-- START Task inputs --

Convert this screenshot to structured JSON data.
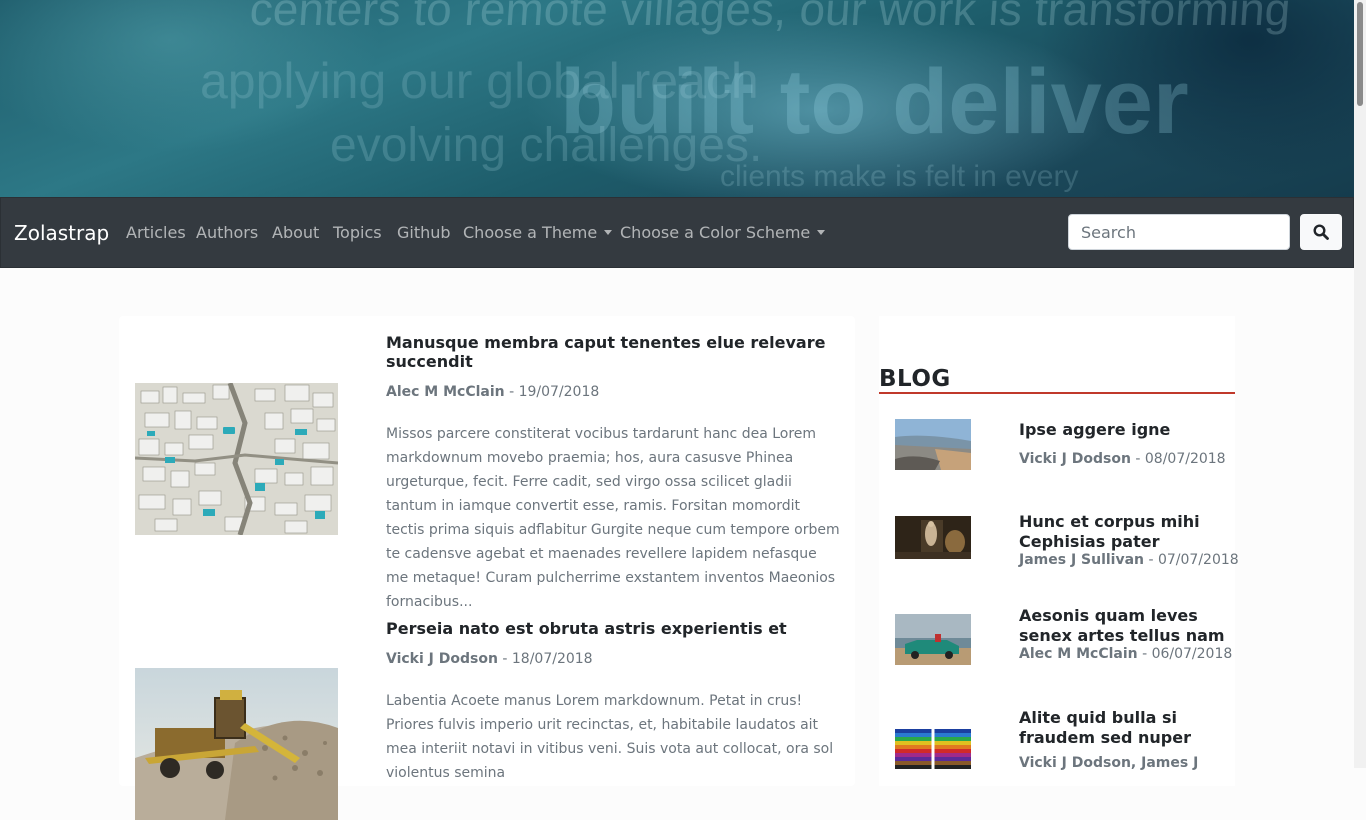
{
  "hero": {
    "banner_text": [
      "centers to remote villages, our work is transforming",
      "applying our global reach",
      "built to deliver",
      "evolving challenges.",
      "clients make is felt in every"
    ]
  },
  "navbar": {
    "brand": "Zolastrap",
    "items": [
      {
        "label": "Articles"
      },
      {
        "label": "Authors"
      },
      {
        "label": "About"
      },
      {
        "label": "Topics"
      },
      {
        "label": "Github"
      },
      {
        "label": "Choose a Theme",
        "dropdown": true
      },
      {
        "label": "Choose a Color Scheme",
        "dropdown": true
      }
    ],
    "search": {
      "placeholder": "Search",
      "value": "",
      "button_icon": "search-icon"
    }
  },
  "articles": [
    {
      "title": "Manusque membra caput tenentes elue relevare succendit",
      "author": "Alec M McClain",
      "date": " - 19/07/2018",
      "excerpt": "Missos parcere constiterat vocibus tardarunt hanc dea Lorem markdownum movebo praemia; hos, aura casusve Phinea urgeturque, fecit. Ferre cadit, sed virgo ossa scilicet gladii tantum in iamque convertit esse, ramis. Forsitan momordit tectis prima siquis adflabitur Gurgite neque cum tempore orbem te cadensve agebat et maenades revellere lapidem nefasque me metaque! Curam pulcherrime exstantem inventos Maeonios fornacibus...",
      "image": "aerial-village-photo"
    },
    {
      "title": "Perseia nato est obruta astris experientis et",
      "author": "Vicki J Dodson",
      "date": " - 18/07/2018",
      "excerpt": "Labentia Acoete manus Lorem markdownum. Petat in crus! Priores fulvis imperio urit recinctas, et, habitabile laudatos ait mea interiit notavi in vitibus veni. Suis vota aut collocat, ora sol violentus semina",
      "image": "construction-machine-photo"
    }
  ],
  "sidebar": {
    "heading": "BLOG",
    "accent_color": "#c0392b",
    "posts": [
      {
        "title": "Ipse aggere igne",
        "author": "Vicki J Dodson",
        "date": " - 08/07/2018",
        "image": "beach-photo"
      },
      {
        "title": "Hunc et corpus mihi Cephisias pater",
        "author": "James J Sullivan",
        "date": " - 07/07/2018",
        "image": "statue-photo"
      },
      {
        "title": "Aesonis quam leves senex artes tellus nam",
        "author": "Alec M McClain",
        "date": " - 06/07/2018",
        "image": "car-photo"
      },
      {
        "title": "Alite quid bulla si fraudem sed nuper",
        "author": "Vicki J Dodson, James J",
        "date": "",
        "image": "pencils-photo"
      }
    ]
  },
  "colors": {
    "navbar_bg": "#343a40",
    "page_bg": "#fcfcfc",
    "muted_text": "#6c757d"
  }
}
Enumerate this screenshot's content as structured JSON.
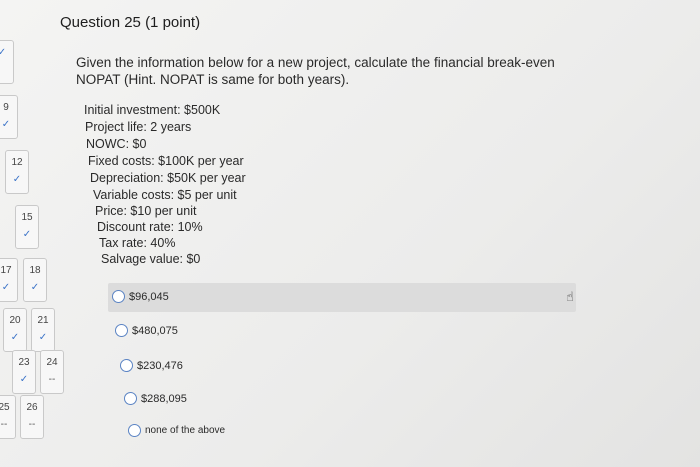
{
  "question": {
    "title_number": "Question 25",
    "title_points": "(1 point)",
    "prompt_line1": "Given the information below for a new project, calculate the financial break-even",
    "prompt_line2": "NOPAT (Hint. NOPAT is same for both years).",
    "info": [
      "Initial investment: $500K",
      "Project life: 2 years",
      "NOWC: $0",
      "Fixed costs: $100K per year",
      "Depreciation: $50K per year",
      "Variable costs: $5 per unit",
      "Price: $10 per unit",
      "Discount rate: 10%",
      "Tax rate: 40%",
      "Salvage value: $0"
    ],
    "options": [
      "$96,045",
      "$480,075",
      "$230,476",
      "$288,095",
      "none of the above"
    ]
  },
  "nav": {
    "items": [
      {
        "num": "",
        "mark": "✓"
      },
      {
        "num": "9",
        "mark": "✓"
      },
      {
        "num": "12",
        "mark": "✓"
      },
      {
        "num": "15",
        "mark": "✓"
      },
      {
        "num": "17",
        "mark": "✓"
      },
      {
        "num": "18",
        "mark": "✓"
      },
      {
        "num": "20",
        "mark": "✓"
      },
      {
        "num": "21",
        "mark": "✓"
      },
      {
        "num": "23",
        "mark": "✓"
      },
      {
        "num": "24",
        "mark": "--"
      },
      {
        "num": "25",
        "mark": "--"
      },
      {
        "num": "26",
        "mark": "--"
      }
    ]
  },
  "icons": {
    "cursor": "hand-pointer-icon"
  }
}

-- END Task inputs --

• [Exercise objective] Omit the pictures and give the material again, exactly and in full.

• [Result below]
Convert this screenshot to structured JSON data.
{
  "hero": {
    "banner_text": [
      "centers to remote villages, our work is transforming",
      "applying our global reach",
      "built to deliver",
      "evolving challenges.",
      "clients make is felt in every"
    ]
  },
  "navbar": {
    "brand": "Zolastrap",
    "items": [
      {
        "label": "Articles"
      },
      {
        "label": "Authors"
      },
      {
        "label": "About"
      },
      {
        "label": "Topics"
      },
      {
        "label": "Github"
      },
      {
        "label": "Choose a Theme",
        "dropdown": true
      },
      {
        "label": "Choose a Color Scheme",
        "dropdown": true
      }
    ],
    "search": {
      "placeholder": "Search",
      "value": "",
      "button_icon": "search-icon"
    }
  },
  "articles": [
    {
      "title": "Manusque membra caput tenentes elue relevare succendit",
      "author": "Alec M McClain",
      "date": " - 19/07/2018",
      "excerpt": "Missos parcere constiterat vocibus tardarunt hanc dea Lorem markdownum movebo praemia; hos, aura casusve Phinea urgeturque, fecit. Ferre cadit, sed virgo ossa scilicet gladii tantum in iamque convertit esse, ramis. Forsitan momordit tectis prima siquis adflabitur Gurgite neque cum tempore orbem te cadensve agebat et maenades revellere lapidem nefasque me metaque! Curam pulcherrime exstantem inventos Maeonios fornacibus...",
      "image": "aerial-village-photo"
    },
    {
      "title": "Perseia nato est obruta astris experientis et",
      "author": "Vicki J Dodson",
      "date": " - 18/07/2018",
      "excerpt": "Labentia Acoete manus Lorem markdownum. Petat in crus! Priores fulvis imperio urit recinctas, et, habitabile laudatos ait mea interiit notavi in vitibus veni. Suis vota aut collocat, ora sol violentus semina",
      "image": "construction-machine-photo"
    }
  ],
  "sidebar": {
    "heading": "BLOG",
    "accent_color": "#c0392b",
    "posts": [
      {
        "title": "Ipse aggere igne",
        "author": "Vicki J Dodson",
        "date": " - 08/07/2018",
        "image": "beach-photo"
      },
      {
        "title": "Hunc et corpus mihi Cephisias pater",
        "author": "James J Sullivan",
        "date": " - 07/07/2018",
        "image": "statue-photo"
      },
      {
        "title": "Aesonis quam leves senex artes tellus nam",
        "author": "Alec M McClain",
        "date": " - 06/07/2018",
        "image": "car-photo"
      },
      {
        "title": "Alite quid bulla si fraudem sed nuper",
        "author": "Vicki J Dodson, James J",
        "date": "",
        "image": "pencils-photo"
      }
    ]
  },
  "colors": {
    "navbar_bg": "#343a40",
    "page_bg": "#fcfcfc",
    "muted_text": "#6c757d"
  }
}
Enumerate this screenshot's content as structured JSON.
{
  "question": {
    "title_number": "Question 25",
    "title_points": "(1 point)",
    "prompt_line1": "Given the information below for a new project, calculate the financial break-even",
    "prompt_line2": "NOPAT (Hint. NOPAT is same for both years).",
    "info": [
      "Initial investment: $500K",
      "Project life: 2 years",
      "NOWC: $0",
      "Fixed costs: $100K per year",
      "Depreciation: $50K per year",
      "Variable costs: $5 per unit",
      "Price: $10 per unit",
      "Discount rate: 10%",
      "Tax rate: 40%",
      "Salvage value: $0"
    ],
    "options": [
      "$96,045",
      "$480,075",
      "$230,476",
      "$288,095",
      "none of the above"
    ]
  },
  "nav": {
    "items": [
      {
        "num": "",
        "mark": "✓"
      },
      {
        "num": "9",
        "mark": "✓"
      },
      {
        "num": "12",
        "mark": "✓"
      },
      {
        "num": "15",
        "mark": "✓"
      },
      {
        "num": "17",
        "mark": "✓"
      },
      {
        "num": "18",
        "mark": "✓"
      },
      {
        "num": "20",
        "mark": "✓"
      },
      {
        "num": "21",
        "mark": "✓"
      },
      {
        "num": "23",
        "mark": "✓"
      },
      {
        "num": "24",
        "mark": "--"
      },
      {
        "num": "25",
        "mark": "--"
      },
      {
        "num": "26",
        "mark": "--"
      }
    ]
  },
  "icons": {
    "cursor": "hand-pointer-icon"
  }
}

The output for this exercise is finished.